begin

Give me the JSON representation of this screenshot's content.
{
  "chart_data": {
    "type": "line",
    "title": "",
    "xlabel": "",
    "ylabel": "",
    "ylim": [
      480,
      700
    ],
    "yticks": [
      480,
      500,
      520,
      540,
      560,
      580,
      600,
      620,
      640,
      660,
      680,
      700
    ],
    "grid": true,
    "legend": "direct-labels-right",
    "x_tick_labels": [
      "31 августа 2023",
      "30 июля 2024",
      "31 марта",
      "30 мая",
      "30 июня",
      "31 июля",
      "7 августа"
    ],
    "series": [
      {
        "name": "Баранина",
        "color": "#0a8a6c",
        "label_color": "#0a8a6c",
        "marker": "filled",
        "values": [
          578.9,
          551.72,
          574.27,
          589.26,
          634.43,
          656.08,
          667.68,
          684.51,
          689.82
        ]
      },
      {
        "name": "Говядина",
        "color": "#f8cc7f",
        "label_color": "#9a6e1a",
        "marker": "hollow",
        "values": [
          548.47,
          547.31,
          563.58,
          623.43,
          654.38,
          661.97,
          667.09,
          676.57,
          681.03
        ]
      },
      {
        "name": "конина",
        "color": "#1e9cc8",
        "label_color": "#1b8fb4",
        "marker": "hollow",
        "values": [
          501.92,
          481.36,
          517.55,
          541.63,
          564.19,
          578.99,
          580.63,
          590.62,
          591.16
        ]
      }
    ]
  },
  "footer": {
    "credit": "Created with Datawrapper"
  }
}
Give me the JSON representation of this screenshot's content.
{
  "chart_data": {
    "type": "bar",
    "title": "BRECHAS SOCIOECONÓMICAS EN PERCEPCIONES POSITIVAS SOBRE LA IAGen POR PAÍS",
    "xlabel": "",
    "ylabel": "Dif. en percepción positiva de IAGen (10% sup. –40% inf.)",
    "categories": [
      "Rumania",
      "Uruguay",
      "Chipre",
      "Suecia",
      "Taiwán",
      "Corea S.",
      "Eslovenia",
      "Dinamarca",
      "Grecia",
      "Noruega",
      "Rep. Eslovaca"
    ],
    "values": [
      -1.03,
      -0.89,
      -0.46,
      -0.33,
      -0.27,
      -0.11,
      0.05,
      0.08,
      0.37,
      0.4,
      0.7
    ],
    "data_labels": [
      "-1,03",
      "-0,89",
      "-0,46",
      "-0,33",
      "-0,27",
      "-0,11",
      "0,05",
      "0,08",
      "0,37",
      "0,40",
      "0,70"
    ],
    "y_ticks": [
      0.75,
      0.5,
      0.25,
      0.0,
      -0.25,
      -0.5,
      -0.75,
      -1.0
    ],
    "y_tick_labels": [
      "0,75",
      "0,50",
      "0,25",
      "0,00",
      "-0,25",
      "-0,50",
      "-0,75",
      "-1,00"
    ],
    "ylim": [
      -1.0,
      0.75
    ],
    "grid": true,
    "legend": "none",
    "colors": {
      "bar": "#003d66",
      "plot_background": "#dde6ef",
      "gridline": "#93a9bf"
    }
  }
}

end

◆ **Aim**
Type the whole listing again, unaltered.

◆ **Full response**
Give me the JSON representation of this screenshot's content.
{
  "chart_data": {
    "type": "line",
    "title": "",
    "xlabel": "",
    "ylabel": "",
    "ylim": [
      480,
      700
    ],
    "yticks": [
      480,
      500,
      520,
      540,
      560,
      580,
      600,
      620,
      640,
      660,
      680,
      700
    ],
    "grid": true,
    "legend": "direct-labels-right",
    "x_tick_labels": [
      "31 августа 2023",
      "30 июля 2024",
      "31 марта",
      "30 мая",
      "30 июня",
      "31 июля",
      "7 августа"
    ],
    "series": [
      {
        "name": "Баранина",
        "color": "#0a8a6c",
        "label_color": "#0a8a6c",
        "marker": "filled",
        "values": [
          578.9,
          551.72,
          574.27,
          589.26,
          634.43,
          656.08,
          667.68,
          684.51,
          689.82
        ]
      },
      {
        "name": "Говядина",
        "color": "#f8cc7f",
        "label_color": "#9a6e1a",
        "marker": "hollow",
        "values": [
          548.47,
          547.31,
          563.58,
          623.43,
          654.38,
          661.97,
          667.09,
          676.57,
          681.03
        ]
      },
      {
        "name": "конина",
        "color": "#1e9cc8",
        "label_color": "#1b8fb4",
        "marker": "hollow",
        "values": [
          501.92,
          481.36,
          517.55,
          541.63,
          564.19,
          578.99,
          580.63,
          590.62,
          591.16
        ]
      }
    ]
  },
  "footer": {
    "credit": "Created with Datawrapper"
  }
}
Give me the JSON representation of this screenshot's content.
{
  "chart_data": {
    "type": "bar",
    "title": "BRECHAS SOCIOECONÓMICAS EN PERCEPCIONES POSITIVAS SOBRE LA IAGen POR PAÍS",
    "xlabel": "",
    "ylabel": "Dif. en percepción positiva de IAGen (10% sup. –40% inf.)",
    "categories": [
      "Rumania",
      "Uruguay",
      "Chipre",
      "Suecia",
      "Taiwán",
      "Corea S.",
      "Eslovenia",
      "Dinamarca",
      "Grecia",
      "Noruega",
      "Rep. Eslovaca"
    ],
    "values": [
      -1.03,
      -0.89,
      -0.46,
      -0.33,
      -0.27,
      -0.11,
      0.05,
      0.08,
      0.37,
      0.4,
      0.7
    ],
    "data_labels": [
      "-1,03",
      "-0,89",
      "-0,46",
      "-0,33",
      "-0,27",
      "-0,11",
      "0,05",
      "0,08",
      "0,37",
      "0,40",
      "0,70"
    ],
    "y_ticks": [
      0.75,
      0.5,
      0.25,
      0.0,
      -0.25,
      -0.5,
      -0.75,
      -1.0
    ],
    "y_tick_labels": [
      "0,75",
      "0,50",
      "0,25",
      "0,00",
      "-0,25",
      "-0,50",
      "-0,75",
      "-1,00"
    ],
    "ylim": [
      -1.0,
      0.75
    ],
    "grid": true,
    "legend": "none",
    "colors": {
      "bar": "#003d66",
      "plot_background": "#dde6ef",
      "gridline": "#93a9bf"
    }
  }
}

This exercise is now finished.